• _OBJECTIVE_
Pick up the passage below about how the commercial's effects shots were made, and carry it on past its final sentence.
-- Begin EXCERPTED PASSAGE --
The Miami shoot, which included plates of workmen and tugboats and helicopters all busy, ostensibly, helping with the move, was followed by a two-day shoot of the models with blue screen at dkp’s studios in Toronto.
Models were composited into the live shots with Krech’s Infinity Optics system, with the help of dkp’s Brian Howald and technical directors Michael Morey and Terry Dale. Dust and dirt were added with a particle system in Prisms software.
Krech says the spot took four weeks to complete, and while a year ago post would have taken weeks, it was completed in two days. Krech says he considered using mostly cg images for the spot but decided live action was preferable to capture the imperfections, with post used mainly to enhance the live action. A cg helicopter was standing by but wasn’t needed.
-- End EXCERPTED PASSAGE --
-- Begin GIVEN DATA --
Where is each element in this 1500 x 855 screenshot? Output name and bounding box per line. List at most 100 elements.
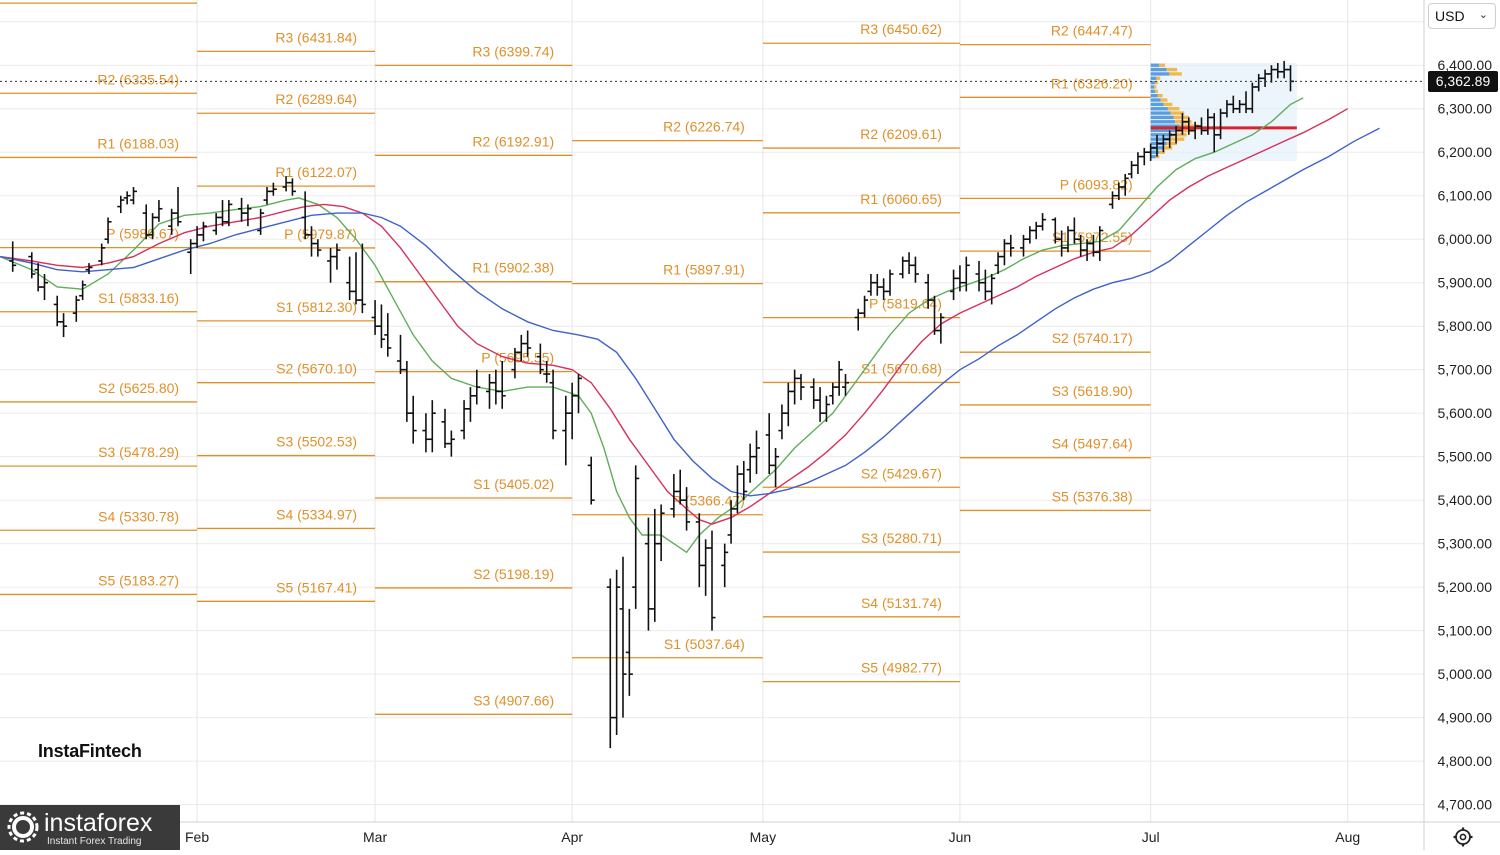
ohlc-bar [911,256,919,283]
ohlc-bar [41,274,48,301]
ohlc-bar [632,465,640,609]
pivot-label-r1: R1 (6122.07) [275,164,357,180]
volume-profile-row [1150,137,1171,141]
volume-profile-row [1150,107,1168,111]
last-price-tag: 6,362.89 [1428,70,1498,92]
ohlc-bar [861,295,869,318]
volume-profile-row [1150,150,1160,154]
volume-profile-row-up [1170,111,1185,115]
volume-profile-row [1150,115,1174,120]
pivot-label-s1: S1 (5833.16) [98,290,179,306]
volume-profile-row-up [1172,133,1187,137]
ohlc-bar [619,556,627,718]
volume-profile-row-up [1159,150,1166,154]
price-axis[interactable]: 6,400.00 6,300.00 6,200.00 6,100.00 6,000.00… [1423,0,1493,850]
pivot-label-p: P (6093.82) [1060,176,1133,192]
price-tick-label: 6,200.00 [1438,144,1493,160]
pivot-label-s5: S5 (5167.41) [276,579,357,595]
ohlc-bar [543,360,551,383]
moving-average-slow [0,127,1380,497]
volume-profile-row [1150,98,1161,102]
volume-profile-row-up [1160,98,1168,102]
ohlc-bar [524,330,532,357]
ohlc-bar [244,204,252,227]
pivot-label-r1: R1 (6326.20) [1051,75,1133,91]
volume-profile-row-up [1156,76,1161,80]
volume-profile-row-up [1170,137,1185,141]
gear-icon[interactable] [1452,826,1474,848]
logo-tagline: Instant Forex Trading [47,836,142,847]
-- End GIVEN DATA --
• _EXERCISE OUTPUT_
dkp is also gearing up for another u.s. project, a commercial for u.s. burger chain Carl’s Jr. for l.a.’s Mendelsohn/Zien Advertising starring nba attitude-meister Dennis Rodman and one of his bodily adornments.
The spot features a saucy tattoo coming to life on Rodman’s arm and traveling along his body in search of the huge, drippy burger the fierce forward is inhaling.
Krech says the spot posed a number of tricky technical obstacles, including accounting for skin texture underneath the restless tattoo, and that dkp won the Carl’s Jr. job with a creative technical approach to solving those problems using multiple layers of computer animation. The spot is expected to be completed in June.